--- start of DATASET EXTRACT ---
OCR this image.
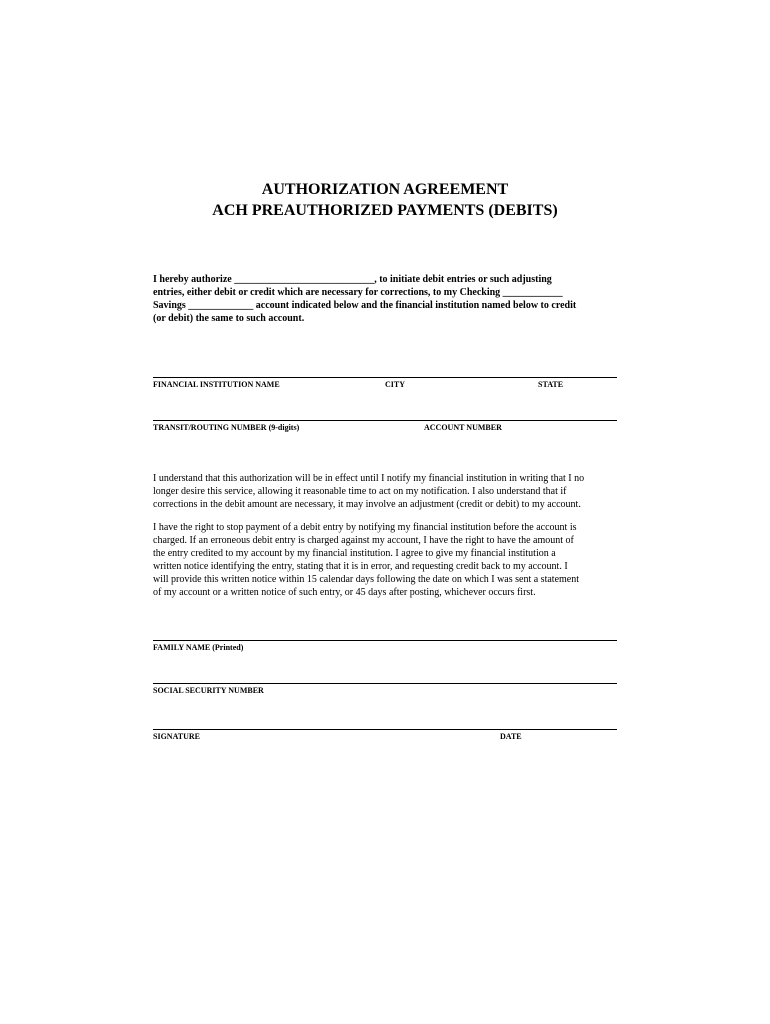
AUTHORIZATION AGREEMENT
ACH PREAUTHORIZED PAYMENTS (DEBITS)

I hereby authorize ____________________________, to initiate debit entries or such adjusting
entries, either debit or credit which are necessary for corrections, to my Checking ____________
Savings _____________ account indicated below and the financial institution named below to credit
(or debit) the same to such account.

FINANCIAL INSTITUTION NAME	CITY	STATE
TRANSIT/ROUTING NUMBER (9-digits)	ACCOUNT NUMBER

I understand that this authorization will be in effect until I notify my financial institution in writing that I no
longer desire this service, allowing it reasonable time to act on my notification. I also understand that if
corrections in the debit amount are necessary, it may involve an adjustment (credit or debit) to my account.

I have the right to stop payment of a debit entry by notifying my financial institution before the account is
charged. If an erroneous debit entry is charged against my account, I have the right to have the amount of
the entry credited to my account by my financial institution. I agree to give my financial institution a
written notice identifying the entry, stating that it is in error, and requesting credit back to my account. I
will provide this written notice within 15 calendar days following the date on which I was sent a statement
of my account or a written notice of such entry, or 45 days after posting, whichever occurs first.

FAMILY NAME (Printed)
SOCIAL SECURITY NUMBER
SIGNATURE	DATE
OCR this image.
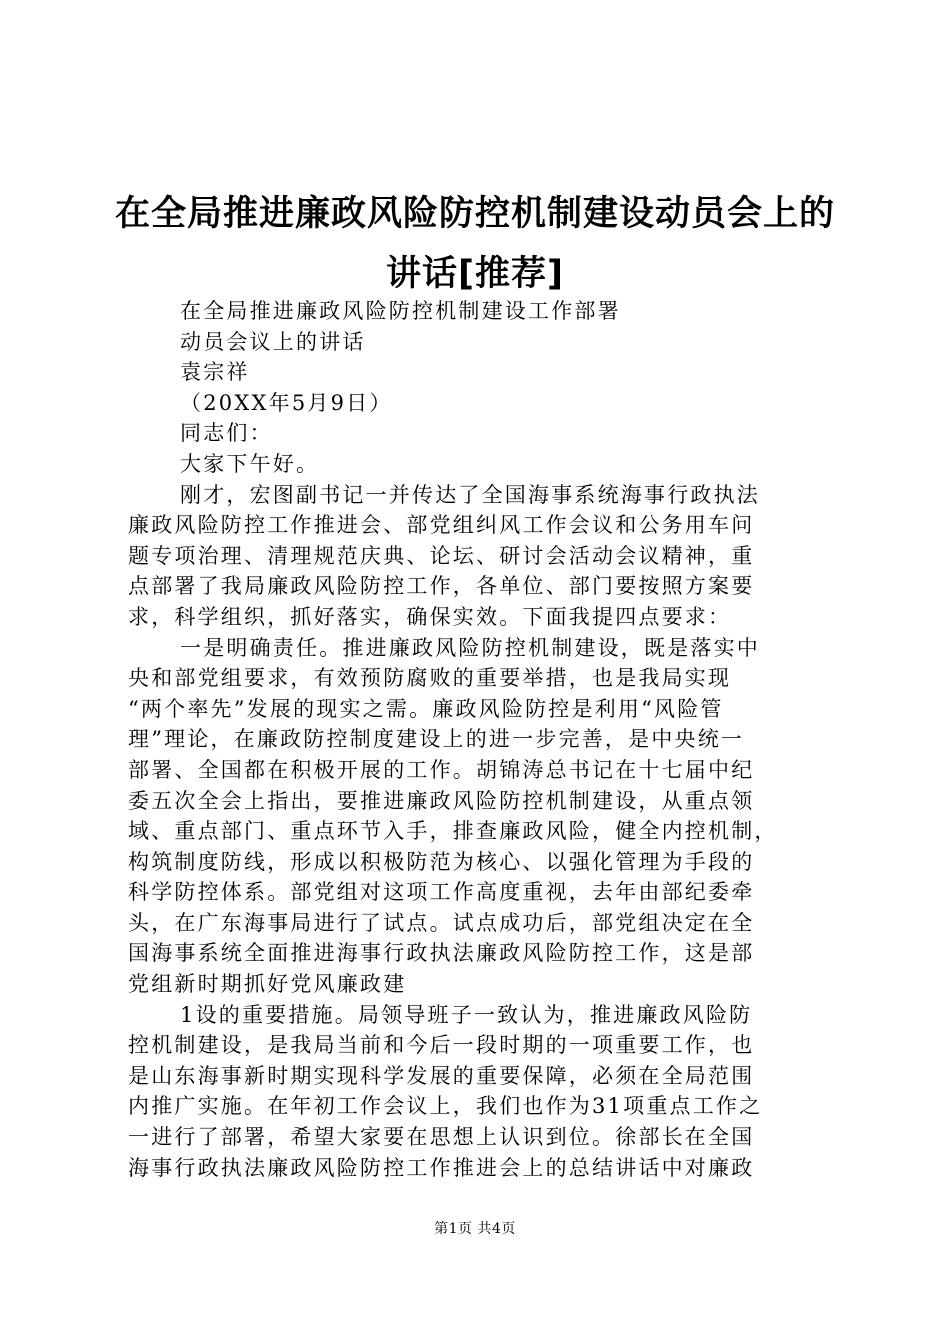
在全局推进廉政风险防控机制建设动员会上的
讲话[推荐]
在全局推进廉政风险防控机制建设工作部署
动员会议上的讲话
袁宗祥
（20XX年5月9日）
同志们：
大家下午好。
刚才，宏图副书记一并传达了全国海事系统海事行政执法
廉政风险防控工作推进会、部党组纠风工作会议和公务用车问
题专项治理、清理规范庆典、论坛、研讨会活动会议精神，重
点部署了我局廉政风险防控工作，各单位、部门要按照方案要
求，科学组织，抓好落实，确保实效。下面我提四点要求：
一是明确责任。推进廉政风险防控机制建设，既是落实中
央和部党组要求，有效预防腐败的重要举措，也是我局实现
“两个率先”发展的现实之需。廉政风险防控是利用“风险管
理”理论，在廉政防控制度建设上的进一步完善，是中央统一
部署、全国都在积极开展的工作。胡锦涛总书记在十七届中纪
委五次全会上指出，要推进廉政风险防控机制建设，从重点领
域、重点部门、重点环节入手，排查廉政风险，健全内控机制，
构筑制度防线，形成以积极防范为核心、以强化管理为手段的
科学防控体系。部党组对这项工作高度重视，去年由部纪委牵
头，在广东海事局进行了试点。试点成功后，部党组决定在全
国海事系统全面推进海事行政执法廉政风险防控工作，这是部
党组新时期抓好党风廉政建
1设的重要措施。局领导班子一致认为，推进廉政风险防
控机制建设，是我局当前和今后一段时期的一项重要工作，也
是山东海事新时期实现科学发展的重要保障，必须在全局范围
内推广实施。在年初工作会议上，我们也作为31项重点工作之
一进行了部署，希望大家要在思想上认识到位。徐部长在全国
海事行政执法廉政风险防控工作推进会上的总结讲话中对廉政
第1页 共4页
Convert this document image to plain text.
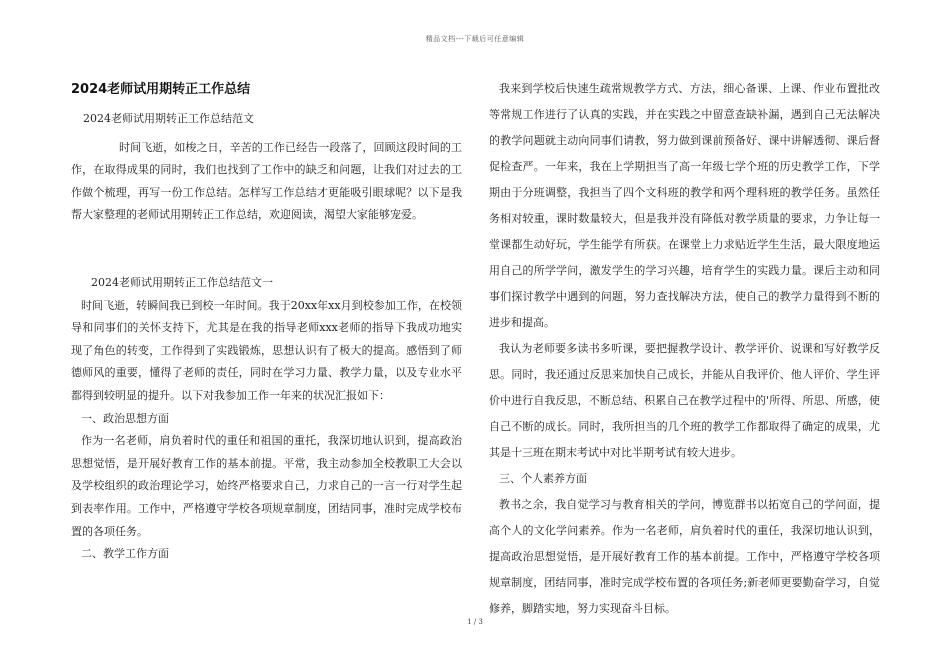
精品文档---下载后可任意编辑
2024老师试用期转正工作总结

2024老师试用期转正工作总结范文

时间飞逝，如梭之日，辛苦的工作已经告一段落了，回顾这段时间的工作，在取得成果的同时，我们也找到了工作中的缺乏和问题，让我们对过去的工作做个梳理，再写一份工作总结。怎样写工作总结才更能吸引眼球呢？以下是我帮大家整理的老师试用期转正工作总结，欢迎阅读，渴望大家能够宠爱。

2024老师试用期转正工作总结范文一

时间飞逝，转瞬间我已到校一年时间。我于20xx年xx月到校参加工作，在校领导和同事们的关怀支持下，尤其是在我的指导老师xxx老师的指导下我成功地实现了角色的转变，工作得到了实践锻炼，思想认识有了极大的提高。感悟到了师德师风的重要，懂得了老师的责任，同时在学习力量、教学力量，以及专业水平都得到较明显的提升。以下对我参加工作一年来的状况汇报如下：

一、政治思想方面

作为一名老师，肩负着时代的重任和祖国的重托，我深切地认识到，提高政治思想觉悟，是开展好教育工作的基本前提。平常，我主动参加全校教职工大会以及学校组织的政治理论学习，始终严格要求自己，力求自己的一言一行对学生起到表率作用。工作中，严格遵守学校各项规章制度，团结同事，准时完成学校布置的各项任务。

二、教学工作方面

我来到学校后快速生疏常规教学方式、方法，细心备课、上课、作业布置批改等常规工作进行了认真的实践，并在实践之中留意查缺补漏，遇到自己无法解决的教学问题就主动向同事们请教，努力做到课前预备好、课中讲解透彻、课后督促检查严。一年来，我在上学期担当了高一年级七学个班的历史教学工作，下学期由于分班调整，我担当了四个文科班的教学和两个理科班的教学任务。虽然任务相对较重，课时数量较大，但是我并没有降低对教学质量的要求，力争让每一堂课都生动好玩，学生能学有所获。在课堂上力求贴近学生生活，最大限度地运用自己的所学学问，激发学生的学习兴趣，培育学生的实践力量。课后主动和同事们探讨教学中遇到的问题，努力查找解决方法，使自己的教学力量得到不断的进步和提高。

我认为老师要多读书多听课，要把握教学设计、教学评价、说课和写好教学反思。同时，我还通过反思来加快自己成长，并能从自我评价、他人评价、学生评价中进行自我反思，不断总结、积累自己在教学过程中的'所得、所思、所感，使自己不断的成长。同时，我所担当的几个班的教学工作都取得了确定的成果，尤其是十三班在期末考试中对比半期考试有较大进步。

三、个人素养方面

教书之余，我自觉学习与教育相关的学问，博览群书以拓宽自己的学问面，提高个人的文化学问素养。作为一名老师，肩负着时代的重任，我深切地认识到，提高政治思想觉悟，是开展好教育工作的基本前提。工作中，严格遵守学校各项规章制度，团结同事，准时完成学校布置的各项任务;新老师更要勤奋学习，自觉修养，脚踏实地，努力实现奋斗目标。

1 / 3
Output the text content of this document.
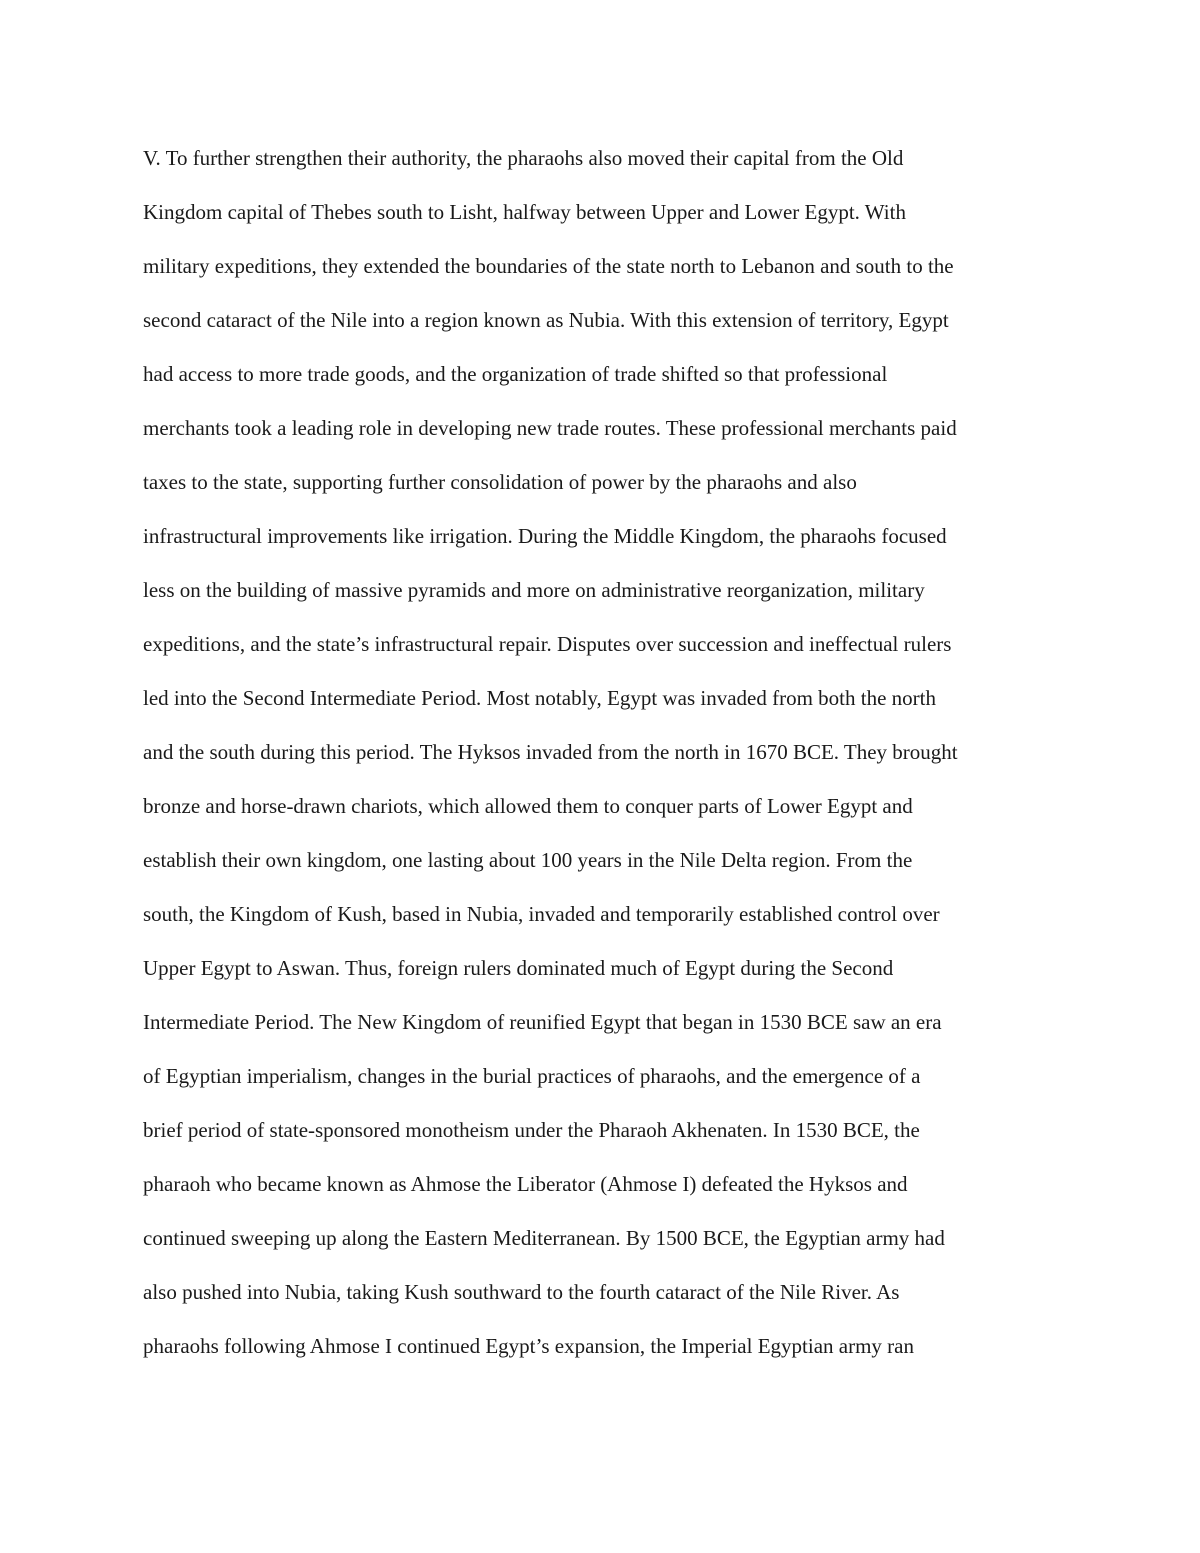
V. To further strengthen their authority, the pharaohs also moved their capital from the Old
Kingdom capital of Thebes south to Lisht, halfway between Upper and Lower Egypt. With
military expeditions, they extended the boundaries of the state north to Lebanon and south to the
second cataract of the Nile into a region known as Nubia. With this extension of territory, Egypt
had access to more trade goods, and the organization of trade shifted so that professional
merchants took a leading role in developing new trade routes. These professional merchants paid
taxes to the state, supporting further consolidation of power by the pharaohs and also
infrastructural improvements like irrigation. During the Middle Kingdom, the pharaohs focused
less on the building of massive pyramids and more on administrative reorganization, military
expeditions, and the state’s infrastructural repair. Disputes over succession and ineffectual rulers
led into the Second Intermediate Period. Most notably, Egypt was invaded from both the north
and the south during this period. The Hyksos invaded from the north in 1670 BCE. They brought
bronze and horse-drawn chariots, which allowed them to conquer parts of Lower Egypt and
establish their own kingdom, one lasting about 100 years in the Nile Delta region. From the
south, the Kingdom of Kush, based in Nubia, invaded and temporarily established control over
Upper Egypt to Aswan. Thus, foreign rulers dominated much of Egypt during the Second
Intermediate Period. The New Kingdom of reunified Egypt that began in 1530 BCE saw an era
of Egyptian imperialism, changes in the burial practices of pharaohs, and the emergence of a
brief period of state-sponsored monotheism under the Pharaoh Akhenaten. In 1530 BCE, the
pharaoh who became known as Ahmose the Liberator (Ahmose I) defeated the Hyksos and
continued sweeping up along the Eastern Mediterranean. By 1500 BCE, the Egyptian army had
also pushed into Nubia, taking Kush southward to the fourth cataract of the Nile River. As
pharaohs following Ahmose I continued Egypt’s expansion, the Imperial Egyptian army ran
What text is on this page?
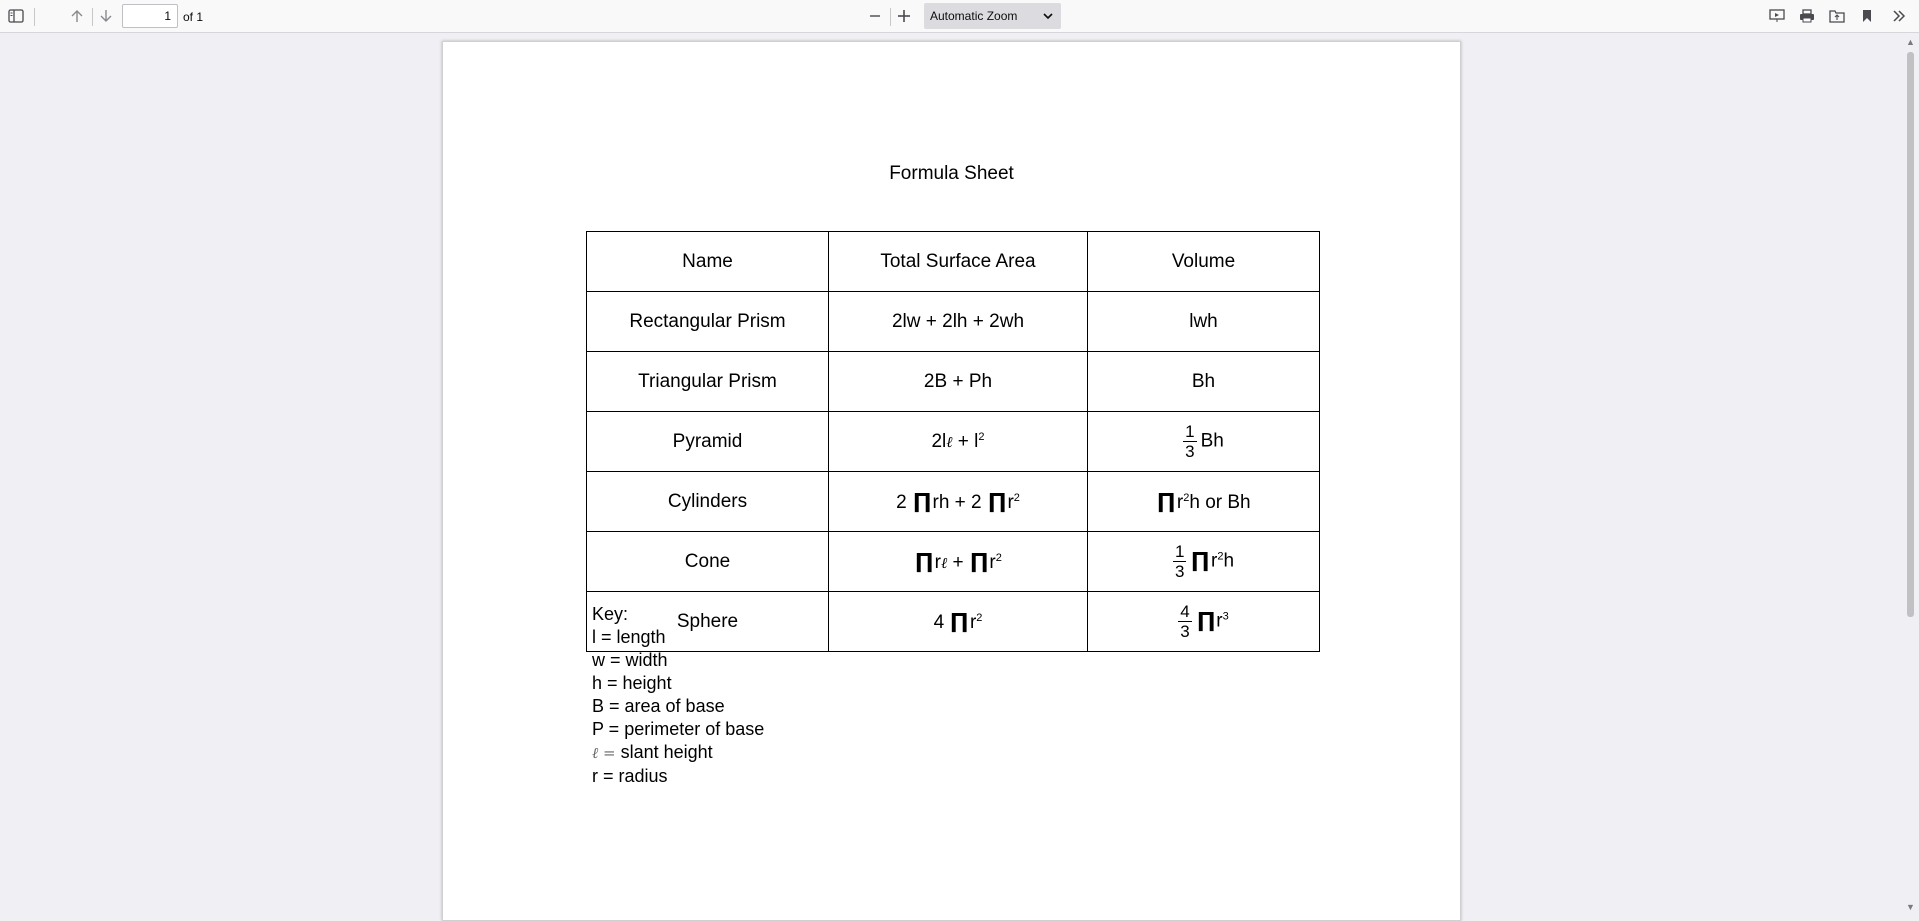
1
of 1	Automatic Zoom
▲
▼
Formula Sheet
Name	Total Surface Area	Volume
Rectangular Prism	2lw + 2lh + 2wh	lwh
Triangular Prism	2B + Ph	Bh
Pyramid	2lℓ + $l^2$	$\frac{1}{3}$ Bh
Cylinders	2 ∏rh + 2 $\prod r^2$	$\prod r^2h$ or Bh
Cone	∏rℓ + $\prod r^2$	$\frac{1}{3}$ $\prod r^2h$
Sphere	4 $\prod r^2$	$\frac{4}{3}$ $\prod r^3$
Key:
l = length
w = width
h = height
B = area of base
P = perimeter of base
ℓ = slant height
r = radius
--- end of DATASET EXTRACT ---
### TASK PROMPT:
Reproduce the material above exactly, but only from the line with "What text is on this page?" through its last line, leaving pictures out.

### THE RESPONSE:
What text is on this page?
1
of 1	Automatic Zoom
▲
▼
Formula Sheet
Name	Total Surface Area	Volume
Rectangular Prism	2lw + 2lh + 2wh	lwh
Triangular Prism	2B + Ph	Bh
Pyramid	2lℓ + $l^2$	$\frac{1}{3}$ Bh
Cylinders	2 ∏rh + 2 $\prod r^2$	$\prod r^2h$ or Bh
Cone	∏rℓ + $\prod r^2$	$\frac{1}{3}$ $\prod r^2h$
Sphere	4 $\prod r^2$	$\frac{4}{3}$ $\prod r^3$
Key:
l = length
w = width
h = height
B = area of base
P = perimeter of base
ℓ = slant height
r = radius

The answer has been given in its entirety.